**Given entries**
[start]

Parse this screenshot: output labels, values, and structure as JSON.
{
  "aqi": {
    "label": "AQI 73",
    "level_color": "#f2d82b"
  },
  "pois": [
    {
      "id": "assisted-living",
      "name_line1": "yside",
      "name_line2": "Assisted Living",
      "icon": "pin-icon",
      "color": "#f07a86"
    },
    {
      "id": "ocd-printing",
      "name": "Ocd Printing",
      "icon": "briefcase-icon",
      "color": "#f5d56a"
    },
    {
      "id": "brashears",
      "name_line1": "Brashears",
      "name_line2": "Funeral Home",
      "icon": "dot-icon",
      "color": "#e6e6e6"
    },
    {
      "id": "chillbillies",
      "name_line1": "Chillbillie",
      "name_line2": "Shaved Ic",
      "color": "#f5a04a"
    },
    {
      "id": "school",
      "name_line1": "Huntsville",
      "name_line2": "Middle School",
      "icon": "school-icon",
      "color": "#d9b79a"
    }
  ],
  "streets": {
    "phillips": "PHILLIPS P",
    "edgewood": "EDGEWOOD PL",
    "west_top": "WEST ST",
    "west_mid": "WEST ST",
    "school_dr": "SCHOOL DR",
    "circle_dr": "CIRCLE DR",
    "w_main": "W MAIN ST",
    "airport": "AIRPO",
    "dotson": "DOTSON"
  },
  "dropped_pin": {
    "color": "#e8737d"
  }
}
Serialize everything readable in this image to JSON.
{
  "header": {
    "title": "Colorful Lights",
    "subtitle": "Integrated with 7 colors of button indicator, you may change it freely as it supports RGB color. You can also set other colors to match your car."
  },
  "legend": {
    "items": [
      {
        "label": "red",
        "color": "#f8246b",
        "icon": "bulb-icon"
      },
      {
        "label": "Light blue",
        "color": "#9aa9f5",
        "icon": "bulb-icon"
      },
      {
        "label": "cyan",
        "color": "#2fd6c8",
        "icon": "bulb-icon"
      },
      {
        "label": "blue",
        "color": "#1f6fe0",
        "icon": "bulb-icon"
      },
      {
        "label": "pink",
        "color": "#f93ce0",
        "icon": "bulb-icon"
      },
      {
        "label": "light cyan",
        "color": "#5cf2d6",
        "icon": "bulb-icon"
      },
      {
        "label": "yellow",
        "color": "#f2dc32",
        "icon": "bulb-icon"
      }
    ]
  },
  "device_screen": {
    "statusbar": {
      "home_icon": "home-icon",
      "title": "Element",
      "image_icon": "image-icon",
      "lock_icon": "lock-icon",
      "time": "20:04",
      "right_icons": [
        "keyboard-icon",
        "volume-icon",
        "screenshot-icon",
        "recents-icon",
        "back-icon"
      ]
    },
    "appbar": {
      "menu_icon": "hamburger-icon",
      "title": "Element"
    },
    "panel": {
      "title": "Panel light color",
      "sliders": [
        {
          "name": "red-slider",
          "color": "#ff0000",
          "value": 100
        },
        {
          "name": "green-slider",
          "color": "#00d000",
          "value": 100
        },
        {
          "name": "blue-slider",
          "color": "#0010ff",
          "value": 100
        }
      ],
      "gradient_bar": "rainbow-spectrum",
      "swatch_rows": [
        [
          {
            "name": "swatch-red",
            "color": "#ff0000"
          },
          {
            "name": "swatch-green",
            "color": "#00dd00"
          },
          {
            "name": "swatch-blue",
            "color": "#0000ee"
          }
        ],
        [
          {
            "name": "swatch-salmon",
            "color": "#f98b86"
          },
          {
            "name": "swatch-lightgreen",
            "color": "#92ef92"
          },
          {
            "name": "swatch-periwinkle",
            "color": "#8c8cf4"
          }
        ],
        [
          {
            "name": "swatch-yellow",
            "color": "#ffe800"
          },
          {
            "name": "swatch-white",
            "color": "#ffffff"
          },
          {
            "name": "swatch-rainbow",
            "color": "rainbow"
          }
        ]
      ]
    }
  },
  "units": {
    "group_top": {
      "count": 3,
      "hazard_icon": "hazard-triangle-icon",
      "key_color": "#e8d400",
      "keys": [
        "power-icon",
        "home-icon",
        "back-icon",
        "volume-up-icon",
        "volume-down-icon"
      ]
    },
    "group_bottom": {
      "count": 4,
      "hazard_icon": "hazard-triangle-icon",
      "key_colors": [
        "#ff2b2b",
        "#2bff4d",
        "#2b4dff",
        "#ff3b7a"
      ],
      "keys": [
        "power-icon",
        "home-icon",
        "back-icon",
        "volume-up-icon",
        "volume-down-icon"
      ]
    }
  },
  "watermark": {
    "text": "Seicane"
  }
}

[end]

**Set problem**
Pick out each line containing the string "image" and copy it.

**Exercise result**
Serialize everything readable in this image to JSON.
      "image_icon": "image-icon",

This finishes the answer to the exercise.